### Data to process
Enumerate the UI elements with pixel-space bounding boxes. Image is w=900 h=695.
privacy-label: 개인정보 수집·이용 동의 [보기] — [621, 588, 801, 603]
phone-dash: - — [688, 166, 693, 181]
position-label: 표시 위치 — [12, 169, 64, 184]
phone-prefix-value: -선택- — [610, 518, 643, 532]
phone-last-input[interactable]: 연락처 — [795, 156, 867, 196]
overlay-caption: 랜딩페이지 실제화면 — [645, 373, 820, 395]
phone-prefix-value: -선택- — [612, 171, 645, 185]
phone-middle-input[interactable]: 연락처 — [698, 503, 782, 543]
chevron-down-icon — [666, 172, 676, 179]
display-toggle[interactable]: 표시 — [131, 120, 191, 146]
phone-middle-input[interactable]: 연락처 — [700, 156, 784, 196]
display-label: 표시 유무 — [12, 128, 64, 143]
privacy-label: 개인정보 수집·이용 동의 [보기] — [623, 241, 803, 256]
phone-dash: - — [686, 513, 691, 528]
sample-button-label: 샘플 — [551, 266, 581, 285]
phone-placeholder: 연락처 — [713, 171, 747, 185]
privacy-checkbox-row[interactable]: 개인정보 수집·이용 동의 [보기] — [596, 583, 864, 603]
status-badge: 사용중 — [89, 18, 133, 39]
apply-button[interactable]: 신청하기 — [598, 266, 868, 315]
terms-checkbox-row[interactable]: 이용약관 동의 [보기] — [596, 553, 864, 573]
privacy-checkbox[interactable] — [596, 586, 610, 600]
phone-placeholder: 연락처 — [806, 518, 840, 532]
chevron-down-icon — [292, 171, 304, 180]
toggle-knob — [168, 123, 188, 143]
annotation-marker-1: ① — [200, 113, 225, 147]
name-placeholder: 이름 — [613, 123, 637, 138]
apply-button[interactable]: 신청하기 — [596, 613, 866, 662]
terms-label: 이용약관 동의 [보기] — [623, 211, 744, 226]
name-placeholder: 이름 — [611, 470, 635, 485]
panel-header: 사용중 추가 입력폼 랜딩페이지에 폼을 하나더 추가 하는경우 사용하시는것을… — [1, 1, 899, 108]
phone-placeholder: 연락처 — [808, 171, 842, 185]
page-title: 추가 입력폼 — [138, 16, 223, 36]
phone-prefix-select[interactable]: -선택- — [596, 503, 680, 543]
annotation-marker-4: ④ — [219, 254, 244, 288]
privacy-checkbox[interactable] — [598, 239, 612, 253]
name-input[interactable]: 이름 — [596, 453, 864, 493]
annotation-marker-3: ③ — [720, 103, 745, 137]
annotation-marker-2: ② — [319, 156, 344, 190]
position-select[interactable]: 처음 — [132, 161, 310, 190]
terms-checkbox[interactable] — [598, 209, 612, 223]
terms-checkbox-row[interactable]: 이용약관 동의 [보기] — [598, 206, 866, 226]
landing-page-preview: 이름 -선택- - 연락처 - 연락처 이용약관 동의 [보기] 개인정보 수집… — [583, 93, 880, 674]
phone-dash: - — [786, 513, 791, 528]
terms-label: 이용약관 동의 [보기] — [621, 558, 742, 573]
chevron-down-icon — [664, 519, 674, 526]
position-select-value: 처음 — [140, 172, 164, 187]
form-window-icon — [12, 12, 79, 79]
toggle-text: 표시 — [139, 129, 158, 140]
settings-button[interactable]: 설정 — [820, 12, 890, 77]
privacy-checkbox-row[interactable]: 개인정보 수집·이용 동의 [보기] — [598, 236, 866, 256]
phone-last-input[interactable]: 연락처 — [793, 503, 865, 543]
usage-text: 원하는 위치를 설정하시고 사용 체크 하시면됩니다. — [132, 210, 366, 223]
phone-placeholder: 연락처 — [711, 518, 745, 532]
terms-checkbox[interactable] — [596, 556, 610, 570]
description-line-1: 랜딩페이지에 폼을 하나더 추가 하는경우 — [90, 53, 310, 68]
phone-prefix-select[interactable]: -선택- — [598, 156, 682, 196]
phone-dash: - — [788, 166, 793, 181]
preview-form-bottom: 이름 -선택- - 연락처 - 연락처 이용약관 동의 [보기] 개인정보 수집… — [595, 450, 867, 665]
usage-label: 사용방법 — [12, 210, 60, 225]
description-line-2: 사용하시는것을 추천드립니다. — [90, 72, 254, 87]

### Work instructions
Please write out the material again with every "phone-placeholder" renamed to "contact-placeholder", leaving everything else unchanged.

### Response
Enumerate the UI elements with pixel-space bounding boxes. Image is w=900 h=695.
privacy-label: 개인정보 수집·이용 동의 [보기] — [621, 588, 801, 603]
phone-dash: - — [688, 166, 693, 181]
position-label: 표시 위치 — [12, 169, 64, 184]
phone-prefix-value: -선택- — [610, 518, 643, 532]
phone-last-input[interactable]: 연락처 — [795, 156, 867, 196]
overlay-caption: 랜딩페이지 실제화면 — [645, 373, 820, 395]
phone-prefix-value: -선택- — [612, 171, 645, 185]
phone-middle-input[interactable]: 연락처 — [698, 503, 782, 543]
chevron-down-icon — [666, 172, 676, 179]
display-toggle[interactable]: 표시 — [131, 120, 191, 146]
phone-middle-input[interactable]: 연락처 — [700, 156, 784, 196]
display-label: 표시 유무 — [12, 128, 64, 143]
privacy-label: 개인정보 수집·이용 동의 [보기] — [623, 241, 803, 256]
phone-dash: - — [686, 513, 691, 528]
sample-button-label: 샘플 — [551, 266, 581, 285]
contact-placeholder: 연락처 — [713, 171, 747, 185]
privacy-checkbox-row[interactable]: 개인정보 수집·이용 동의 [보기] — [596, 583, 864, 603]
status-badge: 사용중 — [89, 18, 133, 39]
apply-button[interactable]: 신청하기 — [598, 266, 868, 315]
terms-checkbox-row[interactable]: 이용약관 동의 [보기] — [596, 553, 864, 573]
privacy-checkbox[interactable] — [596, 586, 610, 600]
contact-placeholder: 연락처 — [806, 518, 840, 532]
chevron-down-icon — [292, 171, 304, 180]
toggle-knob — [168, 123, 188, 143]
annotation-marker-1: ① — [200, 113, 225, 147]
name-placeholder: 이름 — [613, 123, 637, 138]
apply-button[interactable]: 신청하기 — [596, 613, 866, 662]
terms-label: 이용약관 동의 [보기] — [623, 211, 744, 226]
name-placeholder: 이름 — [611, 470, 635, 485]
panel-header: 사용중 추가 입력폼 랜딩페이지에 폼을 하나더 추가 하는경우 사용하시는것을… — [1, 1, 899, 108]
contact-placeholder: 연락처 — [808, 171, 842, 185]
page-title: 추가 입력폼 — [138, 16, 223, 36]
phone-prefix-select[interactable]: -선택- — [596, 503, 680, 543]
annotation-marker-4: ④ — [219, 254, 244, 288]
privacy-checkbox[interactable] — [598, 239, 612, 253]
name-input[interactable]: 이름 — [596, 453, 864, 493]
annotation-marker-3: ③ — [720, 103, 745, 137]
annotation-marker-2: ② — [319, 156, 344, 190]
position-select[interactable]: 처음 — [132, 161, 310, 190]
terms-checkbox[interactable] — [598, 209, 612, 223]
terms-checkbox-row[interactable]: 이용약관 동의 [보기] — [598, 206, 866, 226]
landing-page-preview: 이름 -선택- - 연락처 - 연락처 이용약관 동의 [보기] 개인정보 수집… — [583, 93, 880, 674]
phone-dash: - — [786, 513, 791, 528]
terms-label: 이용약관 동의 [보기] — [621, 558, 742, 573]
chevron-down-icon — [664, 519, 674, 526]
position-select-value: 처음 — [140, 172, 164, 187]
form-window-icon — [12, 12, 79, 79]
toggle-text: 표시 — [139, 129, 158, 140]
settings-button[interactable]: 설정 — [820, 12, 890, 77]
privacy-checkbox-row[interactable]: 개인정보 수집·이용 동의 [보기] — [598, 236, 866, 256]
phone-last-input[interactable]: 연락처 — [793, 503, 865, 543]
usage-text: 원하는 위치를 설정하시고 사용 체크 하시면됩니다. — [132, 210, 366, 223]
contact-placeholder: 연락처 — [711, 518, 745, 532]
terms-checkbox[interactable] — [596, 556, 610, 570]
description-line-1: 랜딩페이지에 폼을 하나더 추가 하는경우 — [90, 53, 310, 68]
phone-prefix-select[interactable]: -선택- — [598, 156, 682, 196]
phone-dash: - — [788, 166, 793, 181]
preview-form-bottom: 이름 -선택- - 연락처 - 연락처 이용약관 동의 [보기] 개인정보 수집… — [595, 450, 867, 665]
usage-label: 사용방법 — [12, 210, 60, 225]
description-line-2: 사용하시는것을 추천드립니다. — [90, 72, 254, 87]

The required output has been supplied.